→ Instructions to follow: From the entries that follow, extract each line holding the string "Trichology".

* BEGIN *

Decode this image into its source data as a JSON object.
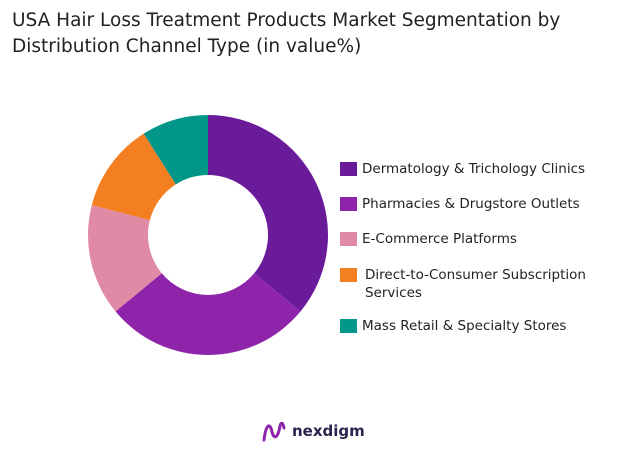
{
  "chart_data": {
    "type": "pie",
    "donut": true,
    "title": "USA Hair Loss Treatment Products Market Segmentation by Distribution Channel Type (in value%)",
    "categories": [
      "Dermatology & Trichology Clinics",
      "Pharmacies & Drugstore Outlets",
      "E-Commerce Platforms",
      "Direct-to-Consumer Subscription Services",
      "Mass Retail & Specialty Stores"
    ],
    "values": [
      36,
      28,
      15,
      12,
      9
    ],
    "colors": [
      "#6a1b9a",
      "#8e24aa",
      "#e08aa6",
      "#f47f20",
      "#009688"
    ],
    "legend_position": "right"
  },
  "legend_lines": [
    [
      "Dermatology & Trichology Clinics"
    ],
    [
      "Pharmacies & Drugstore Outlets"
    ],
    [
      "E-Commerce Platforms"
    ],
    [
      "Direct-to-Consumer Subscription",
      "Services"
    ],
    [
      "Mass Retail & Specialty Stores"
    ]
  ],
  "logo": {
    "text": "nexdigm"
  }
}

* END *

→ The response:
      "Dermatology & Trichology Clinics",
      "Dermatology & Trichology Clinics"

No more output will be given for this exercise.